'''

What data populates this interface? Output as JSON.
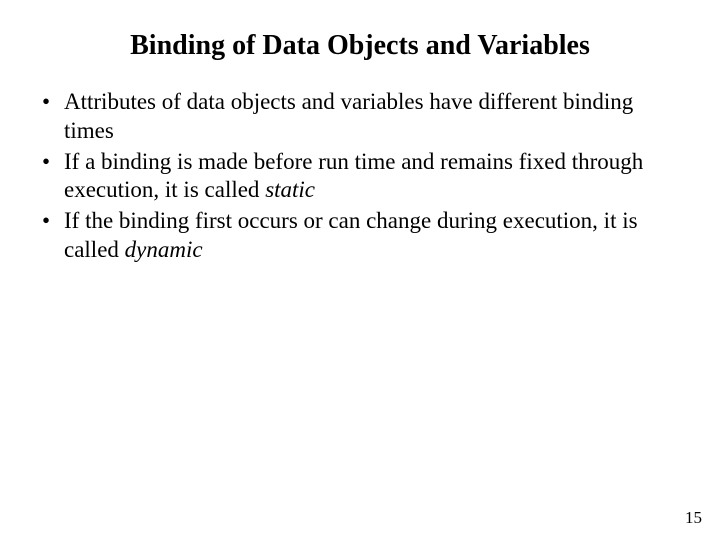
{
  "title": "Binding of Data Objects and Variables",
  "bullets": [
    {
      "pre": "Attributes of data objects and variables have different binding times",
      "em": "",
      "post": ""
    },
    {
      "pre": "If a binding is made before run time and remains fixed through execution, it is called ",
      "em": "static",
      "post": ""
    },
    {
      "pre": "If the binding first occurs or can change during execution, it is called ",
      "em": "dynamic",
      "post": ""
    }
  ],
  "page_number": "15"
}
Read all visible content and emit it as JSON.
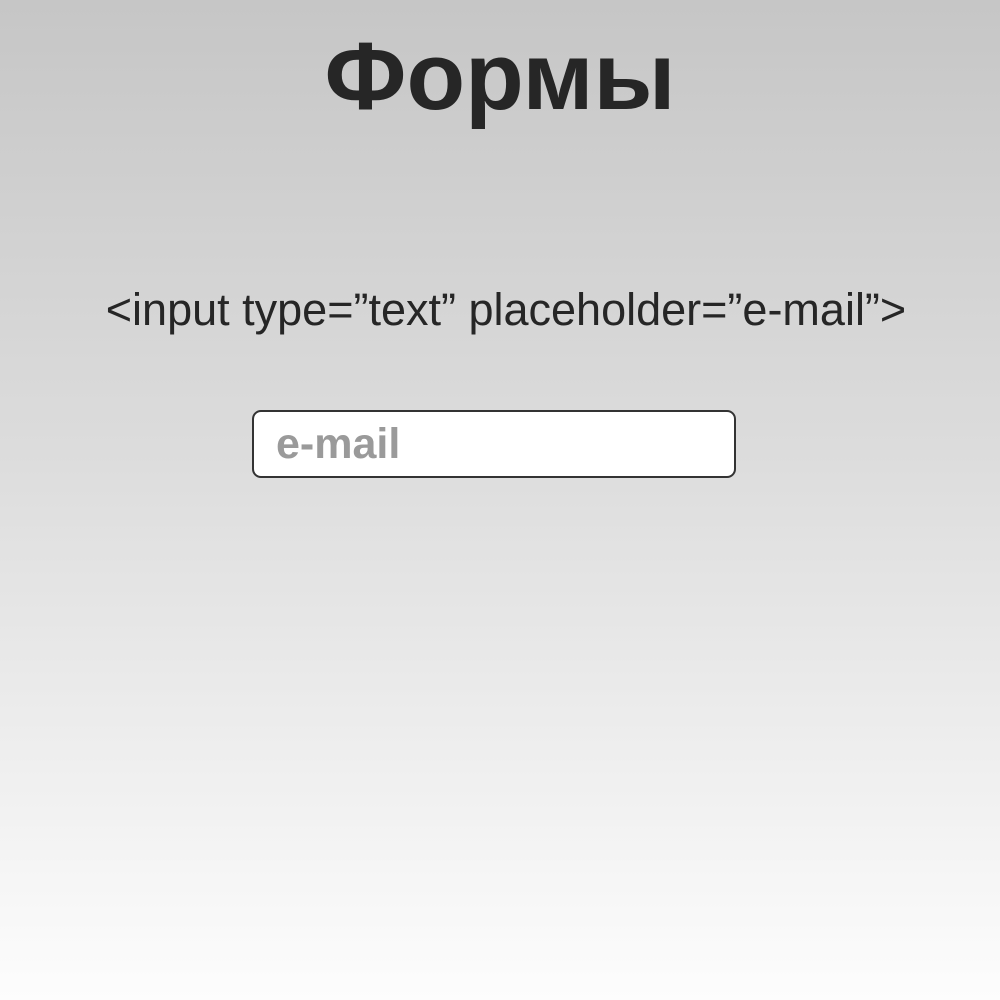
{
  "slide": {
    "title": "Формы"
  },
  "code": {
    "line": "<input type=”text” placeholder=”e-mail”>"
  },
  "email_input": {
    "value": "",
    "placeholder": "e-mail"
  },
  "colors": {
    "text": "#262626",
    "placeholder": "#9a9a9a",
    "input_border": "#333333",
    "input_background": "#ffffff"
  }
}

'''

From the listing, copy each line containing the word "placeholder".

    "line": "<input type=”text” placeholder=”e-mail”>"
    "placeholder": "e-mail"
    "placeholder": "#9a9a9a",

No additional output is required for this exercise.